(Figure dataset records)
-*-*-
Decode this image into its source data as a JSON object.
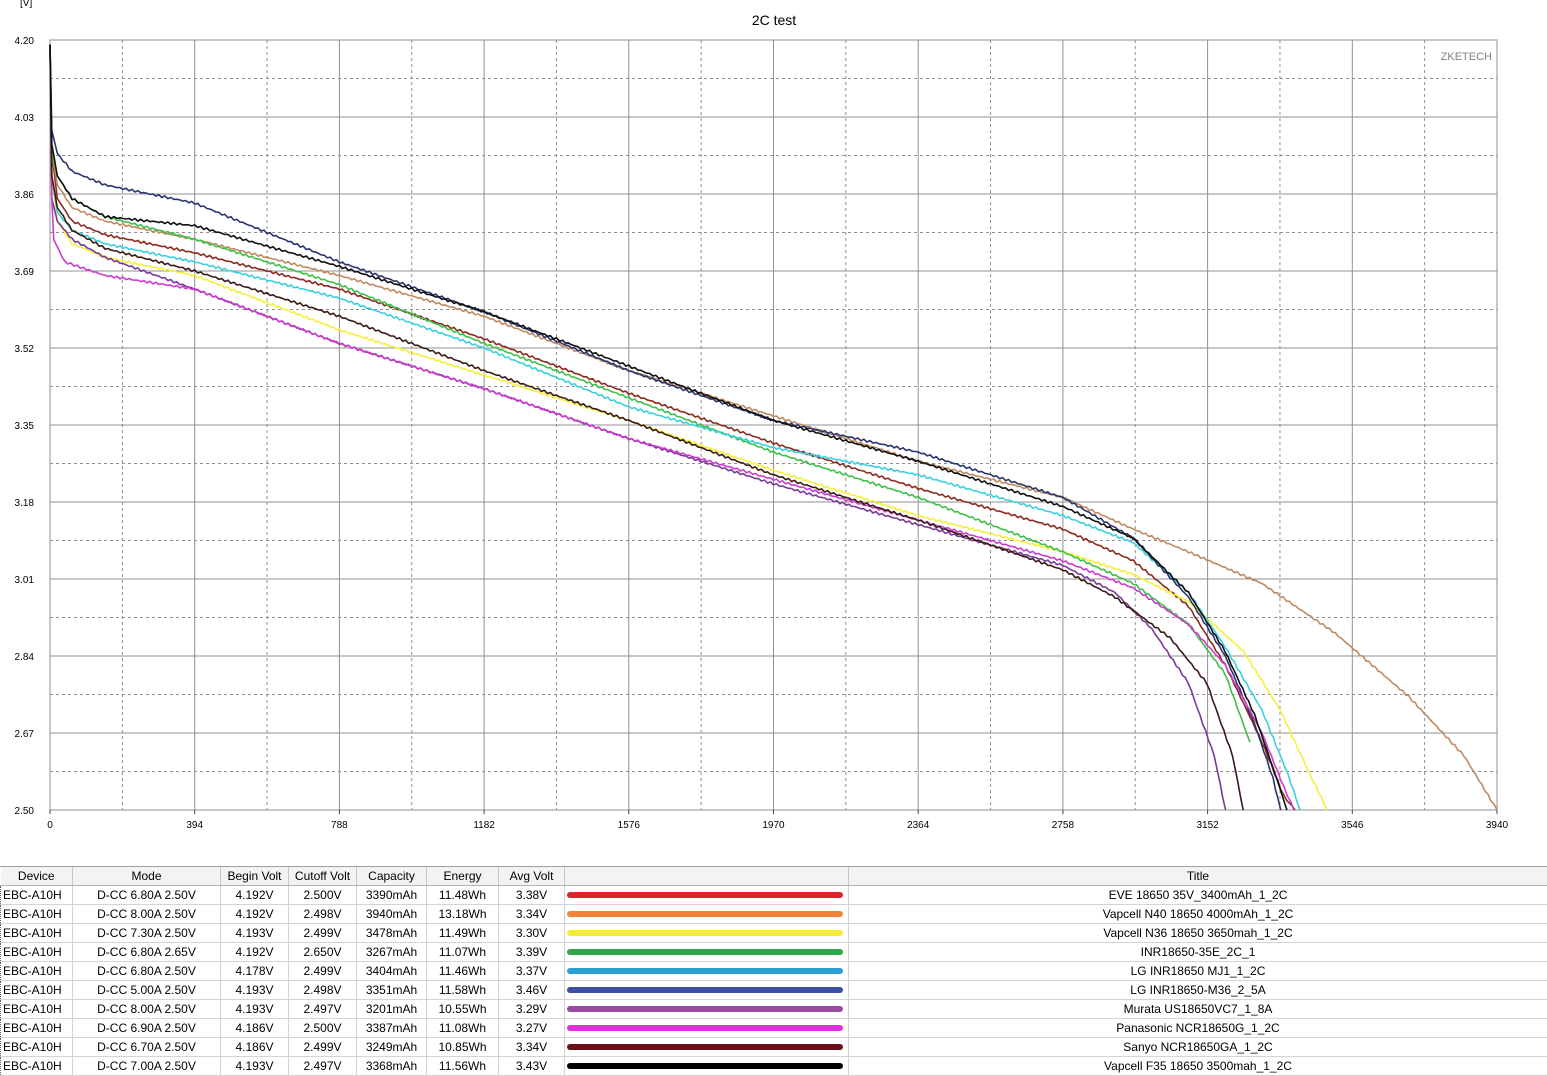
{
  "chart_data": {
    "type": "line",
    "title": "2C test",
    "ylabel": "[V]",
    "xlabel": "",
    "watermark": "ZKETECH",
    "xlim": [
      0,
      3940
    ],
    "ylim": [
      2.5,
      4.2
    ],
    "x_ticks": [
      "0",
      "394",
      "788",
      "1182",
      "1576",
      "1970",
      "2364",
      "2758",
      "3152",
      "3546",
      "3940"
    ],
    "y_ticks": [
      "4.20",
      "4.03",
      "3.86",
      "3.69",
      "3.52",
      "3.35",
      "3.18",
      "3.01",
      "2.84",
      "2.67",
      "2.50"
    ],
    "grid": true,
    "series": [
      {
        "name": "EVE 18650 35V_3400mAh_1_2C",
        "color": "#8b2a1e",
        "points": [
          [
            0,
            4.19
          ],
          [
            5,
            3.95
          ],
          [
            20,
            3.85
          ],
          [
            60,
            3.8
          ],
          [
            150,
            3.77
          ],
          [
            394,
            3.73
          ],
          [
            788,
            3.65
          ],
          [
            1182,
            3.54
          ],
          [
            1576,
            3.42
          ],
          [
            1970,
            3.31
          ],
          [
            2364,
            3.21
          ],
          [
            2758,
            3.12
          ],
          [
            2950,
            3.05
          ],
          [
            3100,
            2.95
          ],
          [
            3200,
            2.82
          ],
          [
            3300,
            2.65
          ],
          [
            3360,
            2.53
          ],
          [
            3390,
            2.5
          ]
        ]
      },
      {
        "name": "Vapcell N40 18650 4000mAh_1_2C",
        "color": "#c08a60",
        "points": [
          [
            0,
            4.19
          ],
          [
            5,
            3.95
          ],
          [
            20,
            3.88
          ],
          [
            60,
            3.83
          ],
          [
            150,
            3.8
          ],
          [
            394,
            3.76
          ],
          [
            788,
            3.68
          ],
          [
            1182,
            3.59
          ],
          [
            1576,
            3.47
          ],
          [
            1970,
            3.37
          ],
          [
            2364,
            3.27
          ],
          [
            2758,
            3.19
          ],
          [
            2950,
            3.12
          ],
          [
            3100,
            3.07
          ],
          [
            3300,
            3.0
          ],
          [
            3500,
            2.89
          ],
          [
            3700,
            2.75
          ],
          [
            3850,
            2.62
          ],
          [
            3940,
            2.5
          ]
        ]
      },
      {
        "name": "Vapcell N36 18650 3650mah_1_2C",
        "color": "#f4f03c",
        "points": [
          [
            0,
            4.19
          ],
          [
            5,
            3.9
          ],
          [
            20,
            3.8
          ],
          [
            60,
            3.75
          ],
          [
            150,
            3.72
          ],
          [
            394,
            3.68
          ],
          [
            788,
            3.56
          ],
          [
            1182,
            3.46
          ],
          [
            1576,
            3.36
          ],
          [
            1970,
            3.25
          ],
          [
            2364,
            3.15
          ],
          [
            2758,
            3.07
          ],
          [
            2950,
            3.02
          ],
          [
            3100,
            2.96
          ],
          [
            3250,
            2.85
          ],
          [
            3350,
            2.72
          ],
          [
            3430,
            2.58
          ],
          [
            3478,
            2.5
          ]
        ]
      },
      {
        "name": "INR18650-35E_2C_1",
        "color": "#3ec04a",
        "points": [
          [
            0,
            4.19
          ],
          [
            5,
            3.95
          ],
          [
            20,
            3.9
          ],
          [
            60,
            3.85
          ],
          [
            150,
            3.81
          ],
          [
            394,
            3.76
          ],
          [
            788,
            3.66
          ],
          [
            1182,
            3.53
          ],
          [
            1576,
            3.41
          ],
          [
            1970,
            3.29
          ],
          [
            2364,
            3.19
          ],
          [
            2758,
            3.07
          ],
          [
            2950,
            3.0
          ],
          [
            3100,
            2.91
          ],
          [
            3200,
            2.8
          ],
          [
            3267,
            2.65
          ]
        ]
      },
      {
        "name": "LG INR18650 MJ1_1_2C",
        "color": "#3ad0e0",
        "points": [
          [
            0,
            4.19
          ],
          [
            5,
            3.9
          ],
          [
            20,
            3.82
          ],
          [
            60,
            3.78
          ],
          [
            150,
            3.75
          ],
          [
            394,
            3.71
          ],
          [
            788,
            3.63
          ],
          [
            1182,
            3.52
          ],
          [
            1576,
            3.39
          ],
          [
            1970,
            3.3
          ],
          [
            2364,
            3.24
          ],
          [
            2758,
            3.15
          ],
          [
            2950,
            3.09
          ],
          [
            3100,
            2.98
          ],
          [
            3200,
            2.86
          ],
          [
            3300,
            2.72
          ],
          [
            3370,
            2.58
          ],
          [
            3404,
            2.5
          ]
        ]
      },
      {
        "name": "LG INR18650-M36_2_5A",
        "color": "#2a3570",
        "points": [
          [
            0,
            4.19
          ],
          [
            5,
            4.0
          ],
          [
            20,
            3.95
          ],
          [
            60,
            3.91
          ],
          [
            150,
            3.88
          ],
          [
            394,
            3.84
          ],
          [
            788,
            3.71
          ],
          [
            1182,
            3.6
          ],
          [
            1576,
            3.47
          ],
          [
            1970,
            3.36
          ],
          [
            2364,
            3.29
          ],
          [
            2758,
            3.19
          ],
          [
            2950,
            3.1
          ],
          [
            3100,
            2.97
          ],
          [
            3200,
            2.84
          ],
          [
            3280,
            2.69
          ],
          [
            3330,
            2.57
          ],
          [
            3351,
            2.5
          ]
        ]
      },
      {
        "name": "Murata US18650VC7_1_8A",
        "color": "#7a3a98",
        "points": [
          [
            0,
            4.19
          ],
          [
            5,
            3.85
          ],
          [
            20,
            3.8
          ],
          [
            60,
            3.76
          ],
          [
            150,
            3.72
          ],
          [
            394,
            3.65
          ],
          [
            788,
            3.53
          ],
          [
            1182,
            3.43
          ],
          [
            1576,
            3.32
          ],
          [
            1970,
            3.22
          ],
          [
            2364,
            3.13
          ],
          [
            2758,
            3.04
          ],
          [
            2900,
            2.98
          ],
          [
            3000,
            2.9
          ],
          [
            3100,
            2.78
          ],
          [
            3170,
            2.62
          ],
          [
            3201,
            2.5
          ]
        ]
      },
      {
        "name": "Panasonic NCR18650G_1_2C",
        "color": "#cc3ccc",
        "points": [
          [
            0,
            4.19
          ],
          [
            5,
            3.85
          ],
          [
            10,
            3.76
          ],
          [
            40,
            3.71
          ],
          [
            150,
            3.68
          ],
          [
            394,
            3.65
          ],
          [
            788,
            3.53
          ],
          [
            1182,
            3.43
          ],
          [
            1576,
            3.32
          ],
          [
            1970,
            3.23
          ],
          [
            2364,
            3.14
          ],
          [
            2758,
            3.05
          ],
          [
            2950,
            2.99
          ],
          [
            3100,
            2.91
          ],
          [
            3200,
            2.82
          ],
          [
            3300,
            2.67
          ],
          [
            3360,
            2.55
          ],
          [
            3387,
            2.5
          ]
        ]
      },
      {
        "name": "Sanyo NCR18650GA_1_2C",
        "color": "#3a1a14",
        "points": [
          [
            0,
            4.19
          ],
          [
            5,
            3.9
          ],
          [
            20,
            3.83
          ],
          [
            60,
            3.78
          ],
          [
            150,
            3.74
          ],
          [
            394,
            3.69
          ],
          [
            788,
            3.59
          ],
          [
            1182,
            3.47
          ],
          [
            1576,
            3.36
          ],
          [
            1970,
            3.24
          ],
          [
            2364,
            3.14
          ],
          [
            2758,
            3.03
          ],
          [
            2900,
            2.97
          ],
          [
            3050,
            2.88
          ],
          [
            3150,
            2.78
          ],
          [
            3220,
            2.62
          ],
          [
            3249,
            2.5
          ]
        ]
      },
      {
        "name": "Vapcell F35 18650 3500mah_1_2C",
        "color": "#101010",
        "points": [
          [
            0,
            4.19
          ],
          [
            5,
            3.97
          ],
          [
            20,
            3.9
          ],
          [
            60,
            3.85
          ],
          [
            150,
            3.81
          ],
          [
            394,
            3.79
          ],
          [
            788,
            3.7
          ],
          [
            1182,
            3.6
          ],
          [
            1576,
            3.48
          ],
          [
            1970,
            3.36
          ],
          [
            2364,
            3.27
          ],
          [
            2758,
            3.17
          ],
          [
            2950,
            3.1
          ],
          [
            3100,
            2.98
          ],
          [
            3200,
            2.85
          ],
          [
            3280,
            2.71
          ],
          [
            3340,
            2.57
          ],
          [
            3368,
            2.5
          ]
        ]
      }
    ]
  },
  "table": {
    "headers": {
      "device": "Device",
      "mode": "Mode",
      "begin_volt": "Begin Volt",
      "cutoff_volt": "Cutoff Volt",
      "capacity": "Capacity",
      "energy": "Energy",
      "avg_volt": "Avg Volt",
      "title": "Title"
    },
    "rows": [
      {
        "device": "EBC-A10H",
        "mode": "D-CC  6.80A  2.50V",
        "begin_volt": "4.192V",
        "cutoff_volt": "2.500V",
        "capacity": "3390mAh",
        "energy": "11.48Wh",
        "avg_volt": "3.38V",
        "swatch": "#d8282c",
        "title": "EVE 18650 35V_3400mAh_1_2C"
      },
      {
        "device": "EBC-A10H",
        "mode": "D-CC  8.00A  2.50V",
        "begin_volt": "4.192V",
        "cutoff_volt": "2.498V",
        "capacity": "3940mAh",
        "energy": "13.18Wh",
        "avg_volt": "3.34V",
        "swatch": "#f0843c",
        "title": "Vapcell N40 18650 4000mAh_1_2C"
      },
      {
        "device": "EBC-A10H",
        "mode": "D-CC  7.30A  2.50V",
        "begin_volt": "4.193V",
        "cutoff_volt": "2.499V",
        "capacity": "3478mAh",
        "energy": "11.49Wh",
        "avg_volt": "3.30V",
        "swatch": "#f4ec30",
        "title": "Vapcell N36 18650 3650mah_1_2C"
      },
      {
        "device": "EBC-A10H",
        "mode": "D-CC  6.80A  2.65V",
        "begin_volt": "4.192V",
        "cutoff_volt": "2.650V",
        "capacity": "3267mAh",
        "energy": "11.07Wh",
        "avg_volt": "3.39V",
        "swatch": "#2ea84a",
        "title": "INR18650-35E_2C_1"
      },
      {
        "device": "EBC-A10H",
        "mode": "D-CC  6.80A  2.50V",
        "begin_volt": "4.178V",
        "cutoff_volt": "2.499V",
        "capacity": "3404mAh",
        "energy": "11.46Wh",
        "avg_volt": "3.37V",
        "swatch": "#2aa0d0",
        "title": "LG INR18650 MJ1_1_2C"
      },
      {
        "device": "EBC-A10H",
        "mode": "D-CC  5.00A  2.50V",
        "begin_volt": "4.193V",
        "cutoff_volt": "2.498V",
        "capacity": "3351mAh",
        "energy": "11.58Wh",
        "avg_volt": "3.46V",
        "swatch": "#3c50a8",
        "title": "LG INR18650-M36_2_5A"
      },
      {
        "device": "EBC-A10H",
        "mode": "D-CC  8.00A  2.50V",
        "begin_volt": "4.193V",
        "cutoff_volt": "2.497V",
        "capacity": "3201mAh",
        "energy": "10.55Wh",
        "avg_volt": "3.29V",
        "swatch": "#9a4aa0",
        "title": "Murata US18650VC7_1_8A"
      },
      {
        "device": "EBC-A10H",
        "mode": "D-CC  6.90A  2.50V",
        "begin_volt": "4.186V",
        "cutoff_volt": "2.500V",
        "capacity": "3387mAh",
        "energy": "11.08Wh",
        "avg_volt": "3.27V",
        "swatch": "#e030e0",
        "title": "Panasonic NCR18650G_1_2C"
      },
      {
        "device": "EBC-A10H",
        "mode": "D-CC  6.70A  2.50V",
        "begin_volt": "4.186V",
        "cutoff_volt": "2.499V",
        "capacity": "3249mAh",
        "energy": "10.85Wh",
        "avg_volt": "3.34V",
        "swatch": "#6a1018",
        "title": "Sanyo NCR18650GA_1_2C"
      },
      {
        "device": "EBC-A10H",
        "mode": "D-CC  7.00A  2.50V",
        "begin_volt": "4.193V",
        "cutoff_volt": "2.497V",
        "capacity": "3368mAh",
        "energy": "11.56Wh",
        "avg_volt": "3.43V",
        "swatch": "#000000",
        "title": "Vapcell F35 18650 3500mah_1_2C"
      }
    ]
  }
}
-*-*-
• _WHAT YOU WILL DO_
Pick each line holding the word "name" out of the data and copy it.

• _ANSWER FOR THE TASK_
        "name": "EVE 18650 35V_3400mAh_1_2C",
        "name": "Vapcell N40 18650 4000mAh_1_2C",
        "name": "Vapcell N36 18650 3650mah_1_2C",
        "name": "INR18650-35E_2C_1",
        "name": "LG INR18650 MJ1_1_2C",
        "name": "LG INR18650-M36_2_5A",
        "name": "Murata US18650VC7_1_8A",
        "name": "Panasonic NCR18650G_1_2C",
        "name": "Sanyo NCR18650GA_1_2C",
        "name": "Vapcell F35 18650 3500mah_1_2C",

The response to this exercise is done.